_Records:_

**********

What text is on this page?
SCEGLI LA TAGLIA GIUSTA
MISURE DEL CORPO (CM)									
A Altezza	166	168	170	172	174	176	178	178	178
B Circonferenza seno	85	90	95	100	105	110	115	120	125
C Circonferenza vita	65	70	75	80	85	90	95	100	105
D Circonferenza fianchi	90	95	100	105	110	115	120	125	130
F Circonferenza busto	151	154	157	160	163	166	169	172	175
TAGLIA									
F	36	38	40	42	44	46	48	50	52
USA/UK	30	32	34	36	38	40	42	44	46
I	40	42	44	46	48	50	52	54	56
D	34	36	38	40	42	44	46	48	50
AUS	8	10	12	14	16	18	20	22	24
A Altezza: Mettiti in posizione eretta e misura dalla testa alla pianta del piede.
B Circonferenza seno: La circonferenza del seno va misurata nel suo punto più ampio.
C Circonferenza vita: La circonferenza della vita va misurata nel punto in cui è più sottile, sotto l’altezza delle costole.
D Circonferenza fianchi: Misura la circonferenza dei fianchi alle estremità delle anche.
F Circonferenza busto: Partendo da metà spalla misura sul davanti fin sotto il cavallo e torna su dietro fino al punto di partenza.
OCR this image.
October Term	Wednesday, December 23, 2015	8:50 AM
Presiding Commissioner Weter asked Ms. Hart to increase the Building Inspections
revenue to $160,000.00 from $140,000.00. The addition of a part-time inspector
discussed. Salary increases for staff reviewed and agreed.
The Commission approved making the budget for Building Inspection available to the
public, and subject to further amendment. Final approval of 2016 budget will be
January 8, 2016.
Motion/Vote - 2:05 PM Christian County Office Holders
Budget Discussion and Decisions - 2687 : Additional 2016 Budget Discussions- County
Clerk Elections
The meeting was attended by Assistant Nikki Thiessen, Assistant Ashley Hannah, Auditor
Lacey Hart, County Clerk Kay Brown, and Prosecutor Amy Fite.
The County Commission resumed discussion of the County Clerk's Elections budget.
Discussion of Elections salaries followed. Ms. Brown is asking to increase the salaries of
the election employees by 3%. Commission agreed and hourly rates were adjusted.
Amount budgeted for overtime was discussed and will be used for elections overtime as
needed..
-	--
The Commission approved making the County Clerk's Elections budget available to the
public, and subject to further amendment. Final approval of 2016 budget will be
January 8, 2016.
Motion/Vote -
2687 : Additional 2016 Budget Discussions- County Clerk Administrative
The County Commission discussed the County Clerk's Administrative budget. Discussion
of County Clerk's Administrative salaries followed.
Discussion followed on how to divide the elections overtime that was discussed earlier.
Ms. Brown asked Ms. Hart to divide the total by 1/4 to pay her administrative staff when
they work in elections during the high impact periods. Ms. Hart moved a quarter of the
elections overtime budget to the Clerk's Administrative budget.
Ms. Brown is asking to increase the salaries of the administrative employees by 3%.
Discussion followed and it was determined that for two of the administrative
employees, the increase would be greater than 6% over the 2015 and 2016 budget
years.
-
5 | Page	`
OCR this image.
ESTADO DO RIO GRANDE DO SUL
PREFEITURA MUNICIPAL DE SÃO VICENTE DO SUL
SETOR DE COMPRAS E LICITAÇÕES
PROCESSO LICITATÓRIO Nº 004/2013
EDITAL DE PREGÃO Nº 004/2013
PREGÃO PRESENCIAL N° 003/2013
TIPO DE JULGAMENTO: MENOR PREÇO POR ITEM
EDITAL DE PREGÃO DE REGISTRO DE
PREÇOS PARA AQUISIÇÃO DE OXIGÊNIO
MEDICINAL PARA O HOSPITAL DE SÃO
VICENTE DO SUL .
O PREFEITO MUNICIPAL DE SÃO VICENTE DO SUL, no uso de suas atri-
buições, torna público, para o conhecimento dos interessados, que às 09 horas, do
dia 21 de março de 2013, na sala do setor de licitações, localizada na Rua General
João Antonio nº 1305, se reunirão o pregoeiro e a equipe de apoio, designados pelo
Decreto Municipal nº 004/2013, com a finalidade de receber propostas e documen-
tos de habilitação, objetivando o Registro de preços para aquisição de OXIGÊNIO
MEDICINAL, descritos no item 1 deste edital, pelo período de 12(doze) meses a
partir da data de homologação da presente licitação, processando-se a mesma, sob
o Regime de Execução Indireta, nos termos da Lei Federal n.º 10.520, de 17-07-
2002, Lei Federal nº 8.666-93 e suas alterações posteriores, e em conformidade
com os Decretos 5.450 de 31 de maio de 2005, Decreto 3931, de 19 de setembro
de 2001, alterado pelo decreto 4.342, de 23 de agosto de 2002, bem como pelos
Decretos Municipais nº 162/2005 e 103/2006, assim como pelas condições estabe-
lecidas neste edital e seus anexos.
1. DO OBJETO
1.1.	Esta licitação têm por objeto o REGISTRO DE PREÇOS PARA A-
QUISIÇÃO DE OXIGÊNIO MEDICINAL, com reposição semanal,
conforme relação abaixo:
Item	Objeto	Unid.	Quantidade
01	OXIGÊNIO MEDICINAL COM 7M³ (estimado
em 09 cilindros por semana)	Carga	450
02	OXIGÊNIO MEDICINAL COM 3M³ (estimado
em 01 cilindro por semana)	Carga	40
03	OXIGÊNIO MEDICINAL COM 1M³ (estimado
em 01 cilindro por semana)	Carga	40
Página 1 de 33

**********

_Exercise objective:_
Copy the entries above exactly, leaving none out.

_Answer to this exercise:_
What text is on this page?
SCEGLI LA TAGLIA GIUSTA
MISURE DEL CORPO (CM)									
A Altezza	166	168	170	172	174	176	178	178	178
B Circonferenza seno	85	90	95	100	105	110	115	120	125
C Circonferenza vita	65	70	75	80	85	90	95	100	105
D Circonferenza fianchi	90	95	100	105	110	115	120	125	130
F Circonferenza busto	151	154	157	160	163	166	169	172	175
TAGLIA									
F	36	38	40	42	44	46	48	50	52
USA/UK	30	32	34	36	38	40	42	44	46
I	40	42	44	46	48	50	52	54	56
D	34	36	38	40	42	44	46	48	50
AUS	8	10	12	14	16	18	20	22	24
A Altezza: Mettiti in posizione eretta e misura dalla testa alla pianta del piede.
B Circonferenza seno: La circonferenza del seno va misurata nel suo punto più ampio.
C Circonferenza vita: La circonferenza della vita va misurata nel punto in cui è più sottile, sotto l’altezza delle costole.
D Circonferenza fianchi: Misura la circonferenza dei fianchi alle estremità delle anche.
F Circonferenza busto: Partendo da metà spalla misura sul davanti fin sotto il cavallo e torna su dietro fino al punto di partenza.
OCR this image.
October Term	Wednesday, December 23, 2015	8:50 AM
Presiding Commissioner Weter asked Ms. Hart to increase the Building Inspections
revenue to $160,000.00 from $140,000.00. The addition of a part-time inspector
discussed. Salary increases for staff reviewed and agreed.
The Commission approved making the budget for Building Inspection available to the
public, and subject to further amendment. Final approval of 2016 budget will be
January 8, 2016.
Motion/Vote - 2:05 PM Christian County Office Holders
Budget Discussion and Decisions - 2687 : Additional 2016 Budget Discussions- County
Clerk Elections
The meeting was attended by Assistant Nikki Thiessen, Assistant Ashley Hannah, Auditor
Lacey Hart, County Clerk Kay Brown, and Prosecutor Amy Fite.
The County Commission resumed discussion of the County Clerk's Elections budget.
Discussion of Elections salaries followed. Ms. Brown is asking to increase the salaries of
the election employees by 3%. Commission agreed and hourly rates were adjusted.
Amount budgeted for overtime was discussed and will be used for elections overtime as
needed..
-	--
The Commission approved making the County Clerk's Elections budget available to the
public, and subject to further amendment. Final approval of 2016 budget will be
January 8, 2016.
Motion/Vote -
2687 : Additional 2016 Budget Discussions- County Clerk Administrative
The County Commission discussed the County Clerk's Administrative budget. Discussion
of County Clerk's Administrative salaries followed.
Discussion followed on how to divide the elections overtime that was discussed earlier.
Ms. Brown asked Ms. Hart to divide the total by 1/4 to pay her administrative staff when
they work in elections during the high impact periods. Ms. Hart moved a quarter of the
elections overtime budget to the Clerk's Administrative budget.
Ms. Brown is asking to increase the salaries of the administrative employees by 3%.
Discussion followed and it was determined that for two of the administrative
employees, the increase would be greater than 6% over the 2015 and 2016 budget
years.
-
5 | Page	`
OCR this image.
ESTADO DO RIO GRANDE DO SUL
PREFEITURA MUNICIPAL DE SÃO VICENTE DO SUL
SETOR DE COMPRAS E LICITAÇÕES
PROCESSO LICITATÓRIO Nº 004/2013
EDITAL DE PREGÃO Nº 004/2013
PREGÃO PRESENCIAL N° 003/2013
TIPO DE JULGAMENTO: MENOR PREÇO POR ITEM
EDITAL DE PREGÃO DE REGISTRO DE
PREÇOS PARA AQUISIÇÃO DE OXIGÊNIO
MEDICINAL PARA O HOSPITAL DE SÃO
VICENTE DO SUL .
O PREFEITO MUNICIPAL DE SÃO VICENTE DO SUL, no uso de suas atri-
buições, torna público, para o conhecimento dos interessados, que às 09 horas, do
dia 21 de março de 2013, na sala do setor de licitações, localizada na Rua General
João Antonio nº 1305, se reunirão o pregoeiro e a equipe de apoio, designados pelo
Decreto Municipal nº 004/2013, com a finalidade de receber propostas e documen-
tos de habilitação, objetivando o Registro de preços para aquisição de OXIGÊNIO
MEDICINAL, descritos no item 1 deste edital, pelo período de 12(doze) meses a
partir da data de homologação da presente licitação, processando-se a mesma, sob
o Regime de Execução Indireta, nos termos da Lei Federal n.º 10.520, de 17-07-
2002, Lei Federal nº 8.666-93 e suas alterações posteriores, e em conformidade
com os Decretos 5.450 de 31 de maio de 2005, Decreto 3931, de 19 de setembro
de 2001, alterado pelo decreto 4.342, de 23 de agosto de 2002, bem como pelos
Decretos Municipais nº 162/2005 e 103/2006, assim como pelas condições estabe-
lecidas neste edital e seus anexos.
1. DO OBJETO
1.1.	Esta licitação têm por objeto o REGISTRO DE PREÇOS PARA A-
QUISIÇÃO DE OXIGÊNIO MEDICINAL, com reposição semanal,
conforme relação abaixo:
Item	Objeto	Unid.	Quantidade
01	OXIGÊNIO MEDICINAL COM 7M³ (estimado
em 09 cilindros por semana)	Carga	450
02	OXIGÊNIO MEDICINAL COM 3M³ (estimado
em 01 cilindro por semana)	Carga	40
03	OXIGÊNIO MEDICINAL COM 1M³ (estimado
em 01 cilindro por semana)	Carga	40
Página 1 de 33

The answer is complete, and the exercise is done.